**What is being asked:** The data below should be restated word for word, with every picture omitted.

**Provided data:**
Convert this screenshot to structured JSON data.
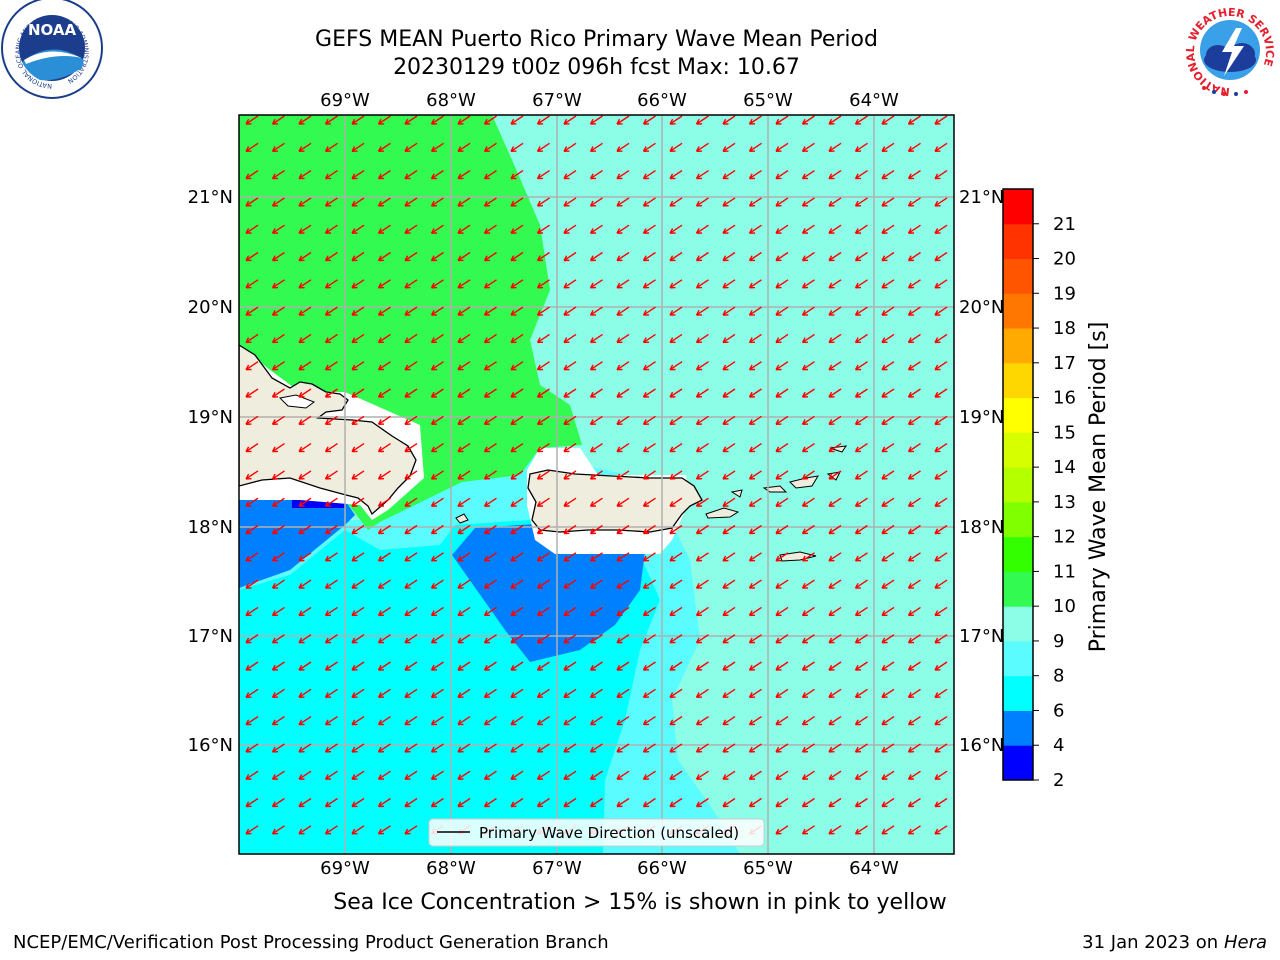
{
  "title_line1": "GEFS MEAN Puerto Rico Primary Wave Mean Period",
  "title_line2": "20230129 t00z 096h fcst   Max: 10.67",
  "lon_ticks": [
    "69°W",
    "68°W",
    "67°W",
    "66°W",
    "65°W",
    "64°W"
  ],
  "lat_ticks": [
    "21°N",
    "20°N",
    "19°N",
    "18°N",
    "17°N",
    "16°N"
  ],
  "legend_label": "Primary Wave Direction (unscaled)",
  "colorbar": {
    "label": "Primary Wave Mean Period [s]",
    "ticks": [
      "2",
      "4",
      "6",
      "8",
      "9",
      "10",
      "11",
      "12",
      "13",
      "14",
      "15",
      "16",
      "17",
      "18",
      "19",
      "20",
      "21"
    ],
    "colors": [
      "#0000ff",
      "#0080ff",
      "#00ffff",
      "#5afcff",
      "#8cfde6",
      "#32fa50",
      "#33ff00",
      "#80ff00",
      "#b4ff00",
      "#d6ff00",
      "#ffff00",
      "#ffd700",
      "#ffaa00",
      "#ff7700",
      "#ff5500",
      "#ff3300",
      "#ff0000"
    ]
  },
  "colors": {
    "land": "#efedde",
    "wave_arrow": "#ff0000",
    "period_10_11": "#32fa50",
    "period_9_10": "#8cfde6",
    "period_8_9": "#5afcff",
    "period_6_8": "#00ffff",
    "period_4_6": "#0080ff"
  },
  "caption": "Sea Ice Concentration > 15% is shown in pink to yellow",
  "footer_left": "NCEP/EMC/Verification Post Processing Product Generation Branch",
  "footer_date": "31 Jan 2023 on ",
  "footer_machine": "Hera",
  "logos": {
    "noaa_text": "NOAA",
    "noaa_ring": "NATIONAL OCEANIC AND ATMOSPHERIC ADMINISTRATION",
    "noaa_ring_bottom": "U.S. DEPARTMENT OF COMMERCE",
    "nws_ring": "NATIONAL WEATHER SERVICE"
  }
}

**Correct output:**
Convert this screenshot to structured JSON data.
{
  "title_line1": "GEFS MEAN Puerto Rico Primary Wave Mean Period",
  "title_line2": "20230129 t00z 096h fcst   Max: 10.67",
  "lon_ticks": [
    "69°W",
    "68°W",
    "67°W",
    "66°W",
    "65°W",
    "64°W"
  ],
  "lat_ticks": [
    "21°N",
    "20°N",
    "19°N",
    "18°N",
    "17°N",
    "16°N"
  ],
  "legend_label": "Primary Wave Direction (unscaled)",
  "colorbar": {
    "label": "Primary Wave Mean Period [s]",
    "ticks": [
      "2",
      "4",
      "6",
      "8",
      "9",
      "10",
      "11",
      "12",
      "13",
      "14",
      "15",
      "16",
      "17",
      "18",
      "19",
      "20",
      "21"
    ],
    "colors": [
      "#0000ff",
      "#0080ff",
      "#00ffff",
      "#5afcff",
      "#8cfde6",
      "#32fa50",
      "#33ff00",
      "#80ff00",
      "#b4ff00",
      "#d6ff00",
      "#ffff00",
      "#ffd700",
      "#ffaa00",
      "#ff7700",
      "#ff5500",
      "#ff3300",
      "#ff0000"
    ]
  },
  "colors": {
    "land": "#efedde",
    "wave_arrow": "#ff0000",
    "period_10_11": "#32fa50",
    "period_9_10": "#8cfde6",
    "period_8_9": "#5afcff",
    "period_6_8": "#00ffff",
    "period_4_6": "#0080ff"
  },
  "caption": "Sea Ice Concentration > 15% is shown in pink to yellow",
  "footer_left": "NCEP/EMC/Verification Post Processing Product Generation Branch",
  "footer_date": "31 Jan 2023 on ",
  "footer_machine": "Hera",
  "logos": {
    "noaa_text": "NOAA",
    "noaa_ring": "NATIONAL OCEANIC AND ATMOSPHERIC ADMINISTRATION",
    "noaa_ring_bottom": "U.S. DEPARTMENT OF COMMERCE",
    "nws_ring": "NATIONAL WEATHER SERVICE"
  }
}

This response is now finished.